WHAT NEEDS TO BE DONE: Reproduce every line, starting at the one that contains "Enumerate this screenshot's" and ending at the last line of the data, exactly as it stands; pictures are omitted.

Dataset records:

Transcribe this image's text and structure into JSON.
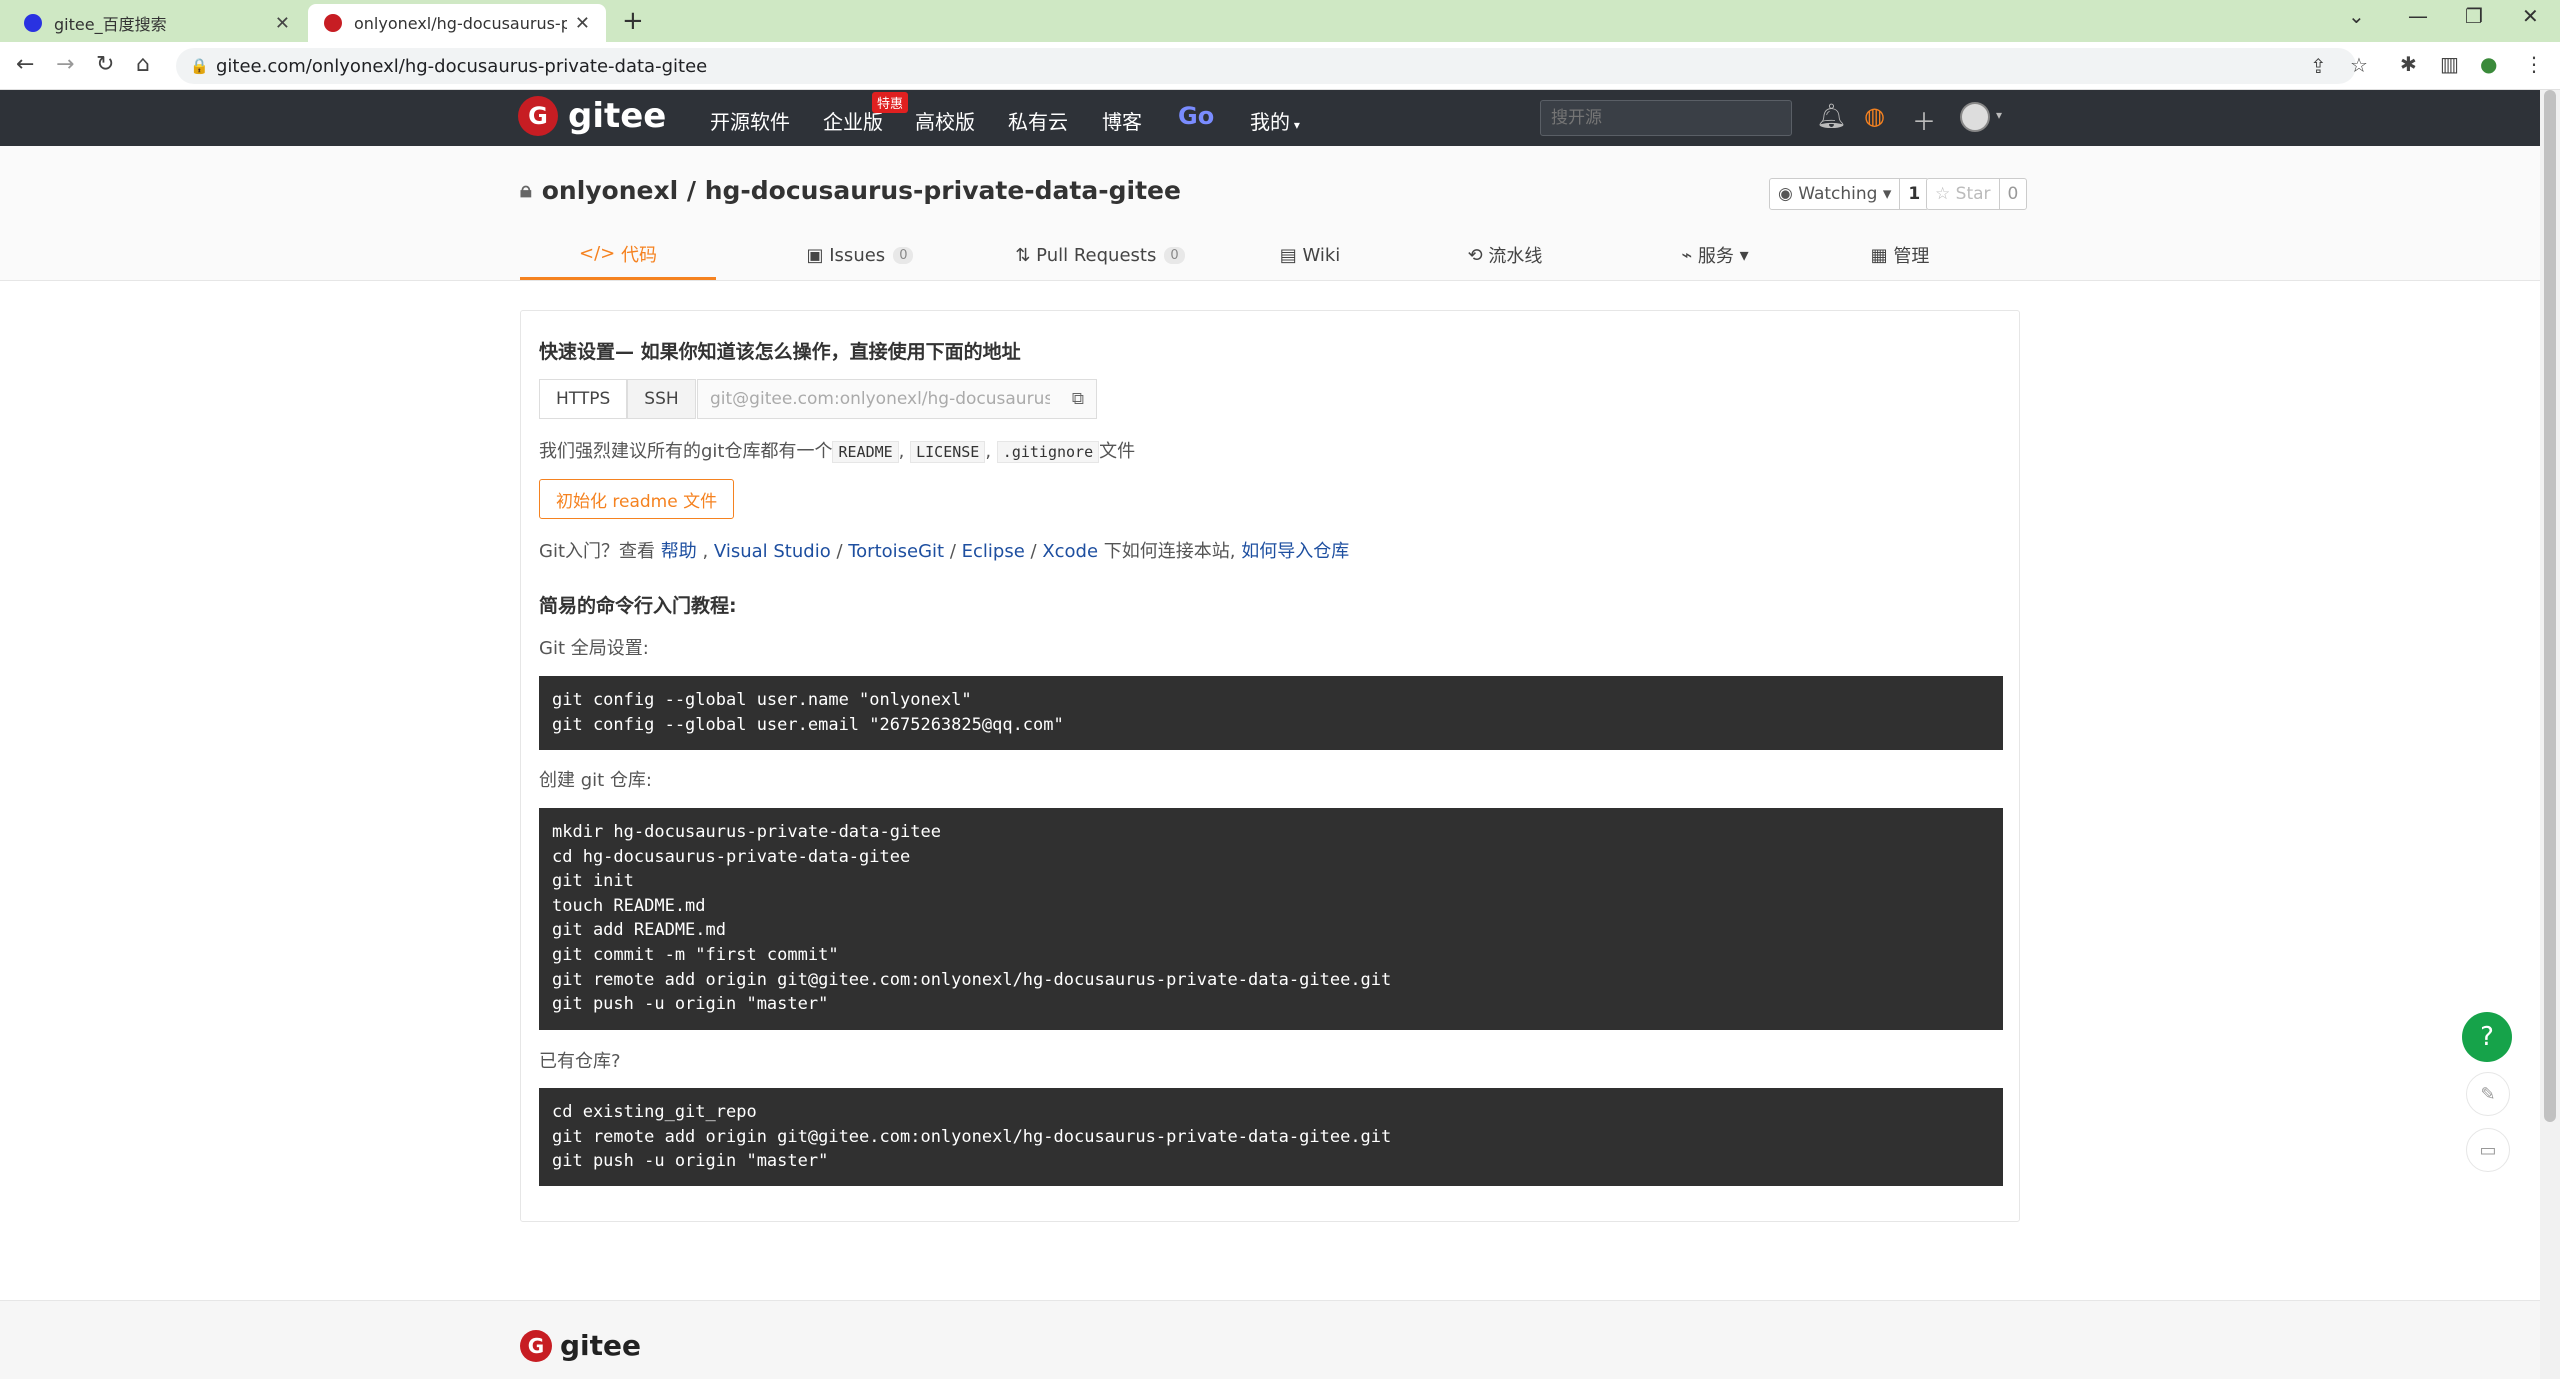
{
  "browser": {
    "tabs": [
      {
        "label": "gitee_百度搜索",
        "icon": "baidu-icon"
      },
      {
        "label": "onlyonexl/hg-docusaurus-private-data-gitee",
        "icon": "gitee-icon"
      }
    ],
    "url": "gitee.com/onlyonexl/hg-docusaurus-private-data-gitee"
  },
  "header": {
    "logo_text": "gitee",
    "nav": [
      "开源软件",
      "企业版",
      "高校版",
      "私有云",
      "博客",
      "Go",
      "我的"
    ],
    "enterprise_badge": "特惠",
    "search_placeholder": "搜开源"
  },
  "repo": {
    "title": "onlyonexl / hg-docusaurus-private-data-gitee",
    "watching_label": "Watching",
    "watching_count": "1",
    "star_label": "Star",
    "star_count": "0",
    "tabs": [
      {
        "label": "代码",
        "count": null,
        "active": true
      },
      {
        "label": "Issues",
        "count": "0"
      },
      {
        "label": "Pull Requests",
        "count": "0"
      },
      {
        "label": "Wiki",
        "count": null
      },
      {
        "label": "流水线",
        "count": null
      },
      {
        "label": "服务",
        "count": null
      },
      {
        "label": "管理",
        "count": null
      }
    ]
  },
  "quick_setup": {
    "heading": "快速设置— 如果你知道该怎么操作，直接使用下面的地址",
    "protocols": [
      "HTTPS",
      "SSH"
    ],
    "clone_url": "git@gitee.com:onlyonexl/hg-docusaurus-private-data-gitee.git",
    "recommend_prefix": "我们强烈建议所有的git仓库都有一个",
    "recommend_files": [
      "README",
      "LICENSE",
      ".gitignore"
    ],
    "recommend_suffix": "文件",
    "init_button": "初始化 readme 文件",
    "help_prefix": "Git入门？查看",
    "help_links": [
      "帮助",
      "Visual Studio",
      "TortoiseGit",
      "Eclipse",
      "Xcode"
    ],
    "help_middle": "下如何连接本站,",
    "help_import": "如何导入仓库"
  },
  "tutorial": {
    "heading": "简易的命令行入门教程:",
    "global_label": "Git 全局设置:",
    "global_code": "git config --global user.name \"onlyonexl\"\ngit config --global user.email \"2675263825@qq.com\"",
    "create_label": "创建 git 仓库:",
    "create_code": "mkdir hg-docusaurus-private-data-gitee\ncd hg-docusaurus-private-data-gitee\ngit init\ntouch README.md\ngit add README.md\ngit commit -m \"first commit\"\ngit remote add origin git@gitee.com:onlyonexl/hg-docusaurus-private-data-gitee.git\ngit push -u origin \"master\"",
    "existing_label": "已有仓库?",
    "existing_code": "cd existing_git_repo\ngit remote add origin git@gitee.com:onlyonexl/hg-docusaurus-private-data-gitee.git\ngit push -u origin \"master\""
  },
  "floating": {
    "help": "?"
  },
  "footer": {
    "logo_text": "gitee"
  },
  "colors": {
    "brand": "#c71d23",
    "accent": "#f58220",
    "header_bg": "#2e3238",
    "link": "#1e4fa0",
    "code_bg": "#303030"
  }
}
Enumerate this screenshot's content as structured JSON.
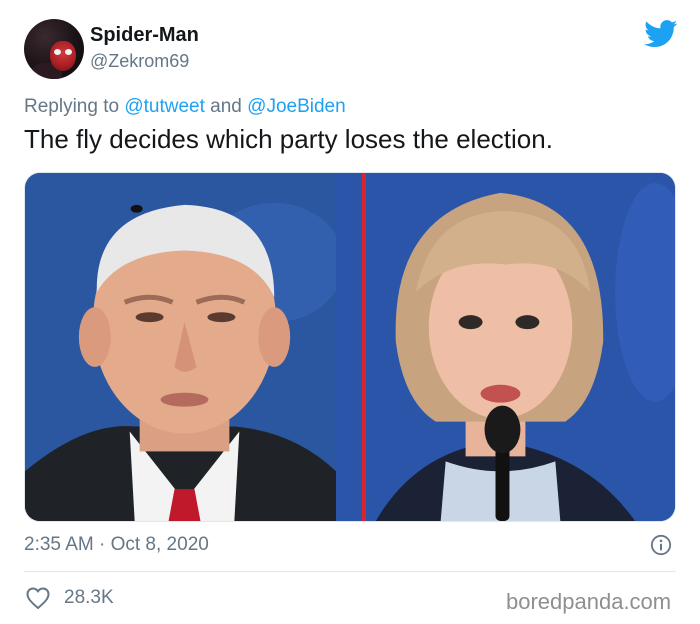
{
  "tweet": {
    "author_name": "Spider-Man",
    "author_handle": "@Zekrom69",
    "reply_prefix": "Replying to",
    "reply_mention_1": "@tutweet",
    "reply_conjunction": "and",
    "reply_mention_2": "@JoeBiden",
    "text": "The fly decides which party loses the election.",
    "timestamp": "2:35 AM · Oct 8, 2020",
    "likes": "28.3K"
  },
  "watermark": "boredpanda.com",
  "icons": {
    "brand": "twitter-bird-icon",
    "info": "info-icon",
    "like": "heart-icon"
  },
  "colors": {
    "brand_blue": "#1da1f2",
    "muted_text": "#657786",
    "primary_text": "#14171a"
  }
}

OUTPUT OF THE TASK:
Enumerate this screenshot's content as structured JSON.
{
  "tweet": {
    "author_name": "Spider-Man",
    "author_handle": "@Zekrom69",
    "reply_prefix": "Replying to",
    "reply_mention_1": "@tutweet",
    "reply_conjunction": "and",
    "reply_mention_2": "@JoeBiden",
    "text": "The fly decides which party loses the election.",
    "timestamp": "2:35 AM · Oct 8, 2020",
    "likes": "28.3K"
  },
  "watermark": "boredpanda.com",
  "icons": {
    "brand": "twitter-bird-icon",
    "info": "info-icon",
    "like": "heart-icon"
  },
  "colors": {
    "brand_blue": "#1da1f2",
    "muted_text": "#657786",
    "primary_text": "#14171a"
  }
}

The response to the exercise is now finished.